Start of THE RECORDS

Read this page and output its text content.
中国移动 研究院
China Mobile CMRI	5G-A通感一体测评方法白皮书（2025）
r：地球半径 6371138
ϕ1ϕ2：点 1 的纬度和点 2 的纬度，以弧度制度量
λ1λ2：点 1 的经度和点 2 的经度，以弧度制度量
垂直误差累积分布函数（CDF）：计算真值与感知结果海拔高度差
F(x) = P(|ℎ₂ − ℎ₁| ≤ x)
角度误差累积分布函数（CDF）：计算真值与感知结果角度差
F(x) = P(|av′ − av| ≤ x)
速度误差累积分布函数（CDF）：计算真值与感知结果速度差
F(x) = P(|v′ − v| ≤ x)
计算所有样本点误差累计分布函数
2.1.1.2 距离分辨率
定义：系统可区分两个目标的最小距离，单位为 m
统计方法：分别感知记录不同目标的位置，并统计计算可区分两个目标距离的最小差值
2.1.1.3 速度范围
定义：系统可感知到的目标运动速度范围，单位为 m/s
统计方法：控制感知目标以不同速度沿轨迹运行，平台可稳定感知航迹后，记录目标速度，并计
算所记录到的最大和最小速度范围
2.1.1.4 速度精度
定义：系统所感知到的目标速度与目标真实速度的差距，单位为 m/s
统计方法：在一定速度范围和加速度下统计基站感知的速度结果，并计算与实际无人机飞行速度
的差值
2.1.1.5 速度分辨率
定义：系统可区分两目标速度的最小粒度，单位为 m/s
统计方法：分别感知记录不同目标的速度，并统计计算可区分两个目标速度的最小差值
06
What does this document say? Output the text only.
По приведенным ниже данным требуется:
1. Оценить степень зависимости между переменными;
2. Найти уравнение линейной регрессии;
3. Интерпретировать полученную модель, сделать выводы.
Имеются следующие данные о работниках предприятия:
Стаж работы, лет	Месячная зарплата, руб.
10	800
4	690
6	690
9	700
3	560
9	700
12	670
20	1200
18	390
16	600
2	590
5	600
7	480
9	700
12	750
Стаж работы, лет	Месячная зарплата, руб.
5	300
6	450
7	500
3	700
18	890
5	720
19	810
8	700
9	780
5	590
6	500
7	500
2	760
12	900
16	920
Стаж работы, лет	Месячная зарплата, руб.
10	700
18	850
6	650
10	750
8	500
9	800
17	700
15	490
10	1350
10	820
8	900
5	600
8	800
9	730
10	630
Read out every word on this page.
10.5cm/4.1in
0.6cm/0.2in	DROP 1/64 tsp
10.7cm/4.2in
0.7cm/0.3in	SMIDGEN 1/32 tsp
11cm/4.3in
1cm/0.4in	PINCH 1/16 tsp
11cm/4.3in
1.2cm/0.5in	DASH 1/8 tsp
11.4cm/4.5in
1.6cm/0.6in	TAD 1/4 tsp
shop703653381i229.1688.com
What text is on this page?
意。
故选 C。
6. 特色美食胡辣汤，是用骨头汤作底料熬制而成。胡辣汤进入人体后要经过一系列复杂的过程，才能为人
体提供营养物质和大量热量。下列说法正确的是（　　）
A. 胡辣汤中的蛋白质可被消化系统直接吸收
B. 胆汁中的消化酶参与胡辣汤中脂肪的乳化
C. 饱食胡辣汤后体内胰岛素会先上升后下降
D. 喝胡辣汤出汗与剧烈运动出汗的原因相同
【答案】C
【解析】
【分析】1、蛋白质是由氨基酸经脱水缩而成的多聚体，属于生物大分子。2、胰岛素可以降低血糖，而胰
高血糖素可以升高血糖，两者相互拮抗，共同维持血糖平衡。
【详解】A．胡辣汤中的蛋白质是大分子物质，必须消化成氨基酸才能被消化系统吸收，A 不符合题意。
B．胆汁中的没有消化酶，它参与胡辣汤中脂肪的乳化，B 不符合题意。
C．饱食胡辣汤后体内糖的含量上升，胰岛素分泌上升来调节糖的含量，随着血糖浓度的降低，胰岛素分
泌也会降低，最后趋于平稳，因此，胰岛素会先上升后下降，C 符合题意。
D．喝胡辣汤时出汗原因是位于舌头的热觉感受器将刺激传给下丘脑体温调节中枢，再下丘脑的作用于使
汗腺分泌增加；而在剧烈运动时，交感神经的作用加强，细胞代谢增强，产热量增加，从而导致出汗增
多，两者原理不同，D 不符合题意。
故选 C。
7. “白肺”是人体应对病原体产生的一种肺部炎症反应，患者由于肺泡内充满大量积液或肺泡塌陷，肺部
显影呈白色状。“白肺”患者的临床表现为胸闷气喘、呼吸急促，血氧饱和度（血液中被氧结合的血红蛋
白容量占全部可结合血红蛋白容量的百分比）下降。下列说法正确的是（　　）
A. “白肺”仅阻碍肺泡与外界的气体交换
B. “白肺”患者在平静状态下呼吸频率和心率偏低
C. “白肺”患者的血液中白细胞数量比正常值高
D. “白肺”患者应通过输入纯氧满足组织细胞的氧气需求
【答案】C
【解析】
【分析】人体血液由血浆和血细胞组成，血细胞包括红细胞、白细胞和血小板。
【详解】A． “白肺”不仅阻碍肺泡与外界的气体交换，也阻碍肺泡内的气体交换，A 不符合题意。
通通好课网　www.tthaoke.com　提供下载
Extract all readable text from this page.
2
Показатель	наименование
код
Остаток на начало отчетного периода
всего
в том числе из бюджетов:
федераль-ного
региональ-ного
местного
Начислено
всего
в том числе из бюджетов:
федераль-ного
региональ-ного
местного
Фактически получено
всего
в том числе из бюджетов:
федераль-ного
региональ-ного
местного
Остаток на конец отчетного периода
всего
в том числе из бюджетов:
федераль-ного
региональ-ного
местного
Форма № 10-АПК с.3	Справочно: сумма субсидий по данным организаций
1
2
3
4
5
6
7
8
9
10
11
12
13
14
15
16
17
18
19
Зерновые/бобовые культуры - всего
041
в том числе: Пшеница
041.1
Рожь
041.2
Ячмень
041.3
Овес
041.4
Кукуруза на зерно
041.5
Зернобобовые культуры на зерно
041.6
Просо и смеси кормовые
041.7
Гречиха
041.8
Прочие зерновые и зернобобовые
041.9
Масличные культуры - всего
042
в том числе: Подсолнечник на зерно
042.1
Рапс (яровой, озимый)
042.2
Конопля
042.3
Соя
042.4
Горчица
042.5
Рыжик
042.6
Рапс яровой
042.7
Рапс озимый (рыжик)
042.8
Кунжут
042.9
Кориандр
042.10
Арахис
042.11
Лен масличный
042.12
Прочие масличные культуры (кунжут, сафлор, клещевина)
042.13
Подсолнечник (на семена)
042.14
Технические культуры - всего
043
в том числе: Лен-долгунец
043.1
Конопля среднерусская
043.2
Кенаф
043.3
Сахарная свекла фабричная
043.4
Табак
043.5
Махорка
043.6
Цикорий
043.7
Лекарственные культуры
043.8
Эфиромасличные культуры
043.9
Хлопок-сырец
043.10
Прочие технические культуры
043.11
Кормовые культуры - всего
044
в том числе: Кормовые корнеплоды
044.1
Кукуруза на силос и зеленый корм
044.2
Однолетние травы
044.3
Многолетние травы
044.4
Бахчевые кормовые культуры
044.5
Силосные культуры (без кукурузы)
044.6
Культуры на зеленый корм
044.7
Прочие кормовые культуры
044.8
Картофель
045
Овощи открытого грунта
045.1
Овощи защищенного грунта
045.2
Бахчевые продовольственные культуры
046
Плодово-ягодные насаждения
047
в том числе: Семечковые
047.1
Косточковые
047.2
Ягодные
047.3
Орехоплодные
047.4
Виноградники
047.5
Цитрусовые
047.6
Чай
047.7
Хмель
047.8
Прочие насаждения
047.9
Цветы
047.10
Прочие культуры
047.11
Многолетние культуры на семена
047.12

End of THE RECORDS

Scan the material and collect every line that contains "Остаток".

Остаток на начало отчетного периода
Остаток на конец отчетного периода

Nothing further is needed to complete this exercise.